Text for analysis:
In Virginia and other southern colonies, Siouan-speaking tribes constituted a third major language family, with their peoples occupying much of the middle areas of the interior. Iroquoian speakers, such as the Cherokee and Tuscarora peoples, generally occupied areas to the interior near the Piedmont and foothills.

History

In 1615, the river was traversed by the French explorer Étienne Brûlé. In the 1670s the Conestoga, or Susquehannock people, succumbed to Iroquois conquest by the powerful Five Nations of the Iroquois League based in present-day New York, who wanted to control the fur trade with Europeans. The Susquehannock assimilated with the Iroquois. In the aftermath, the Iroquois resettled some of the semi-tributary Lenape in this area, as it was near the western boundary of the Lenape's former territory, known as Lenapehoking.

The Susquehanna River has continued to play an important role throughout the history of the United States. In the 18th century, William Penn, the founder of the Pennsylvania Colony, negotiated with the Lenape to allow white settlement in the area between the Delaware River and the Susquehanna, which was part of Lenape territory. In late colonial times, the river became an increasingly important transportation corridor, used to ship anthracite coal, discovered by Necho Allen, from its upper reaches in the mountains to the markets downriver.

Data provided:
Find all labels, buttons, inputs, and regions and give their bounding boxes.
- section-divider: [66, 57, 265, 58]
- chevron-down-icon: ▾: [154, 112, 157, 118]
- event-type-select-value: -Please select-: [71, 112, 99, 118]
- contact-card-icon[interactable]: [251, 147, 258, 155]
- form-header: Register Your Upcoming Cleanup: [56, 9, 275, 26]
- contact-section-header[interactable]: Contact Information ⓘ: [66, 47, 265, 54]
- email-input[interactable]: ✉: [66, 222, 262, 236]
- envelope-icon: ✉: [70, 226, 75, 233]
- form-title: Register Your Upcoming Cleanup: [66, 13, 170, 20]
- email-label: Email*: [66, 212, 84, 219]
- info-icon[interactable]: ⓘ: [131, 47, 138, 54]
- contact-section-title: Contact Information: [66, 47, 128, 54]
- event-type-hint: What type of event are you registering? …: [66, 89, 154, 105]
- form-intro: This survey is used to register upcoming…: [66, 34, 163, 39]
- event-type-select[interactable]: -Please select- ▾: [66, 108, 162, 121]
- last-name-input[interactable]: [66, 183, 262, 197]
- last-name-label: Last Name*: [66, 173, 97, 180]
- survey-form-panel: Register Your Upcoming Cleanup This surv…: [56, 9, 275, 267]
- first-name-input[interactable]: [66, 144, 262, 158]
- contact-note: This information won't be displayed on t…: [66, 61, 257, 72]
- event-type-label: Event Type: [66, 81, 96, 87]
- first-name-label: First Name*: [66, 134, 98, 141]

What this exercise asks:
- a) From the passage on the Susquehanna River, output the part starting with "In 1615, the" and going on through "known as Lenapehoking.".
- b) According to the passage on the Susquehanna River, who traversed the river in 1615?
- c) List every individual person the passage on the Susquehanna River mentions by name.
The records above can be left aside.

Answers by item number:
- a)
In 1615, the river was traversed by the French explorer Étienne Brûlé. In the 1670s the Conestoga, or Susquehannock people, succumbed to Iroquois conquest by the powerful Five Nations of the Iroquois League based in present-day New York, who wanted to control the fur trade with Europeans. The Susquehannock assimilated with the Iroquois. In the aftermath, the Iroquois resettled some of the semi-tributary Lenape in this area, as it was near the western boundary of the Lenape's former territory, known as Lenapehoking.

- b) The French explorer Étienne Brûlé.

- c)
Étienne Brûlé
William Penn
Necho Allen